Job: Search the listing below for "ylabel". Copy each matching line.

━━━━━ Dataset

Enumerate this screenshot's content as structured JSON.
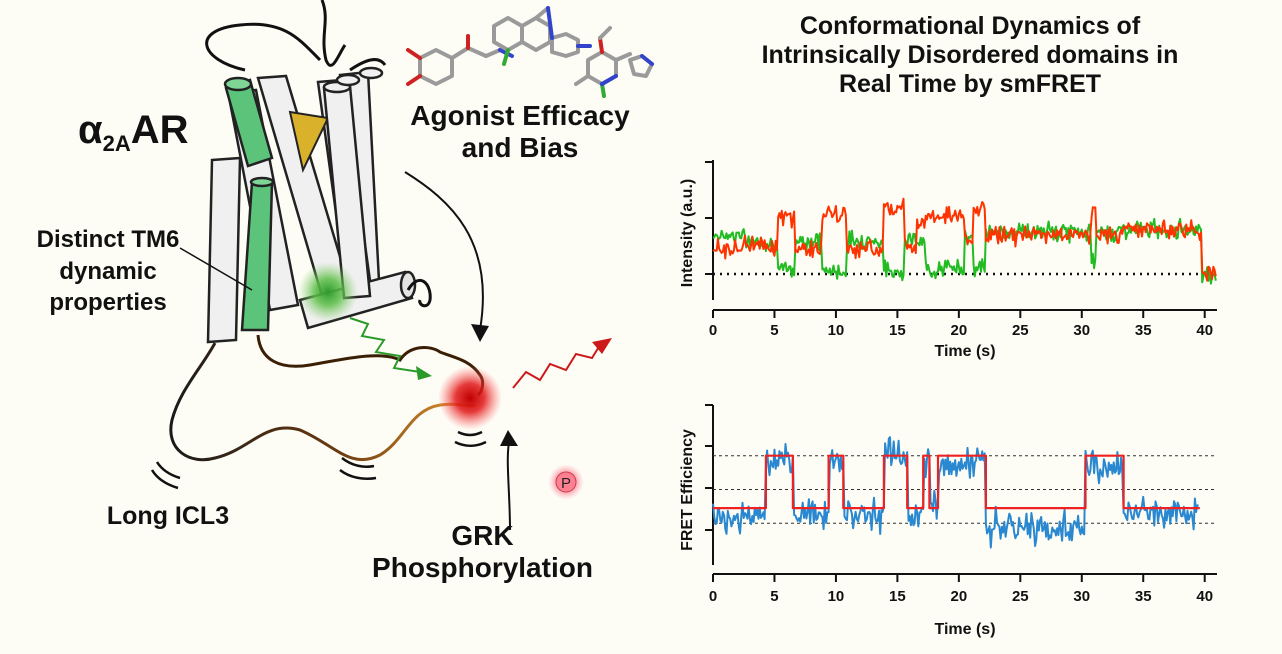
{
  "title": {
    "line1": "Conformational Dynamics of",
    "line2": "Intrinsically Disordered domains in",
    "line3": "Real Time by smFRET"
  },
  "labels": {
    "receptor_alpha": "α",
    "receptor_sub": "2A",
    "receptor_rest": "AR",
    "agonist": "Agonist Efficacy and Bias",
    "tm6": "Distinct TM6 dynamic properties",
    "icl3": "Long ICL3",
    "grk": "GRK Phosphorylation",
    "phospho": "P"
  },
  "colors": {
    "donor": "#22bb22",
    "acceptor": "#ff3300",
    "fret": "#2a88d0",
    "fit": "#ee2222",
    "helix_green": "#5cc47a",
    "ligand_yellow": "#d9b12a"
  },
  "chart_data": [
    {
      "type": "line",
      "xlabel": "Time (s)",
      "ylabel": "Intensity (a.u.)",
      "xlim": [
        0,
        41
      ],
      "xticks": [
        0,
        5,
        10,
        15,
        20,
        25,
        30,
        35,
        40
      ],
      "baseline": 0,
      "series": [
        {
          "color": "#22bb22",
          "states": [
            [
              0,
              0.7
            ],
            [
              2.5,
              0.6
            ],
            [
              4.5,
              0.55
            ],
            [
              5.2,
              0.05
            ],
            [
              6.6,
              0.6
            ],
            [
              8.8,
              0.05
            ],
            [
              10.8,
              0.6
            ],
            [
              13.8,
              0.05
            ],
            [
              15.5,
              0.62
            ],
            [
              16.5,
              0.55
            ],
            [
              17.2,
              0.1
            ],
            [
              20.5,
              0.7
            ],
            [
              21.2,
              0.1
            ],
            [
              22.2,
              0.75
            ],
            [
              30.5,
              0.75
            ],
            [
              30.8,
              0.2
            ],
            [
              31.2,
              0.75
            ],
            [
              33.3,
              0.8
            ],
            [
              39.8,
              0.0
            ],
            [
              41,
              0.0
            ]
          ]
        },
        {
          "color": "#ff3300",
          "states": [
            [
              0,
              0.45
            ],
            [
              2.5,
              0.55
            ],
            [
              4.5,
              0.5
            ],
            [
              5.2,
              1.0
            ],
            [
              6.6,
              0.45
            ],
            [
              8.8,
              1.05
            ],
            [
              10.8,
              0.45
            ],
            [
              13.8,
              1.2
            ],
            [
              15.5,
              0.5
            ],
            [
              16.5,
              0.95
            ],
            [
              17.2,
              1.05
            ],
            [
              20.5,
              0.55
            ],
            [
              21.2,
              1.15
            ],
            [
              22.2,
              0.7
            ],
            [
              30.5,
              0.75
            ],
            [
              30.8,
              1.1
            ],
            [
              31.2,
              0.7
            ],
            [
              33.3,
              0.8
            ],
            [
              39.8,
              0.0
            ],
            [
              41,
              0.0
            ]
          ]
        }
      ]
    },
    {
      "type": "line",
      "xlabel": "Time (s)",
      "ylabel": "FRET Efficiency",
      "xlim": [
        0,
        41
      ],
      "ylim": [
        0,
        1
      ],
      "xticks": [
        0,
        5,
        10,
        15,
        20,
        25,
        30,
        35,
        40
      ],
      "gridlines": [
        0.3,
        0.5,
        0.7
      ],
      "grid_style": "dashed",
      "series": [
        {
          "color": "#2a88d0",
          "states": [
            [
              0,
              0.34
            ],
            [
              4.3,
              0.65
            ],
            [
              6.5,
              0.36
            ],
            [
              9.4,
              0.68
            ],
            [
              10.6,
              0.36
            ],
            [
              13.9,
              0.7
            ],
            [
              15.8,
              0.34
            ],
            [
              17.1,
              0.66
            ],
            [
              17.6,
              0.42
            ],
            [
              18.3,
              0.65
            ],
            [
              20.7,
              0.67
            ],
            [
              22.2,
              0.27
            ],
            [
              30.3,
              0.63
            ],
            [
              33.4,
              0.36
            ],
            [
              39.6,
              0.36
            ]
          ]
        },
        {
          "color": "#ee2222",
          "states": [
            [
              0,
              0.39
            ],
            [
              4.3,
              0.7
            ],
            [
              6.5,
              0.39
            ],
            [
              9.4,
              0.7
            ],
            [
              10.6,
              0.39
            ],
            [
              13.9,
              0.7
            ],
            [
              15.8,
              0.39
            ],
            [
              17.1,
              0.7
            ],
            [
              17.6,
              0.39
            ],
            [
              18.3,
              0.7
            ],
            [
              20.7,
              0.7
            ],
            [
              22.2,
              0.39
            ],
            [
              30.3,
              0.7
            ],
            [
              33.4,
              0.39
            ],
            [
              39.6,
              0.39
            ]
          ]
        }
      ]
    }
  ]
}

━━━━━━━━━━

Result for this task:
      "ylabel": "Intensity (a.u.)",
      "ylabel": "FRET Efficiency",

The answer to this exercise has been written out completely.